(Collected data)
start
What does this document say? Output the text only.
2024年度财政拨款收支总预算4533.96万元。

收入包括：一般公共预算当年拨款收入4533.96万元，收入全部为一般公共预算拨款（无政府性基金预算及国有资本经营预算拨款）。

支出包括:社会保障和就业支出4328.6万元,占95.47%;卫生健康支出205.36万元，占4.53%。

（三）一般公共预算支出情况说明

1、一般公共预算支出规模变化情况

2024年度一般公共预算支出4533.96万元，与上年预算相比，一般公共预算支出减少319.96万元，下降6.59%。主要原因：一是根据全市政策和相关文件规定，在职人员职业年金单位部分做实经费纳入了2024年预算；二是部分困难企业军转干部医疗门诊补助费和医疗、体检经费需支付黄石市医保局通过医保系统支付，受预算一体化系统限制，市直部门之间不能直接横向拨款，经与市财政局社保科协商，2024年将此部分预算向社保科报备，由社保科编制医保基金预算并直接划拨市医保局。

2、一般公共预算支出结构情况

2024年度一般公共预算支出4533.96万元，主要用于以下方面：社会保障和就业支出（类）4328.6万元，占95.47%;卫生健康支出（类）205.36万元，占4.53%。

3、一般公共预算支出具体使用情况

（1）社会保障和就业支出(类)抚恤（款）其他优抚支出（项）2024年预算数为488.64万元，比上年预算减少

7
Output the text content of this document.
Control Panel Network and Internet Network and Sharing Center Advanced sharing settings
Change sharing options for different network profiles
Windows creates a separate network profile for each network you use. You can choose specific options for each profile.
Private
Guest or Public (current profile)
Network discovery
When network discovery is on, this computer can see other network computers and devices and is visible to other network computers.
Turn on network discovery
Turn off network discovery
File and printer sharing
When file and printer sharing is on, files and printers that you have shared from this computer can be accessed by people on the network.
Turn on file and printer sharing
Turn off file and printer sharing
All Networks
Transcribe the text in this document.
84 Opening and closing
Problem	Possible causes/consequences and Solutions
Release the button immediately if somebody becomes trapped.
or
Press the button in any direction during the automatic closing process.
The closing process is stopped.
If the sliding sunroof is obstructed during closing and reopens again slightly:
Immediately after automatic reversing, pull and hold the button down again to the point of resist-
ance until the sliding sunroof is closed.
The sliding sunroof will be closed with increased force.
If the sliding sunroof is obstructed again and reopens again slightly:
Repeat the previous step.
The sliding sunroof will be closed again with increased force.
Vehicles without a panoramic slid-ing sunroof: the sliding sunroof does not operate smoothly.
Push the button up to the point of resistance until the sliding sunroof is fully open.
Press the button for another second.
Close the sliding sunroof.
end
- Job:
Pull out all lines containing "obstructed".

- Correct answer:
If the sliding sunroof is obstructed during closing and reopens again slightly:
If the sliding sunroof is obstructed again and reopens again slightly:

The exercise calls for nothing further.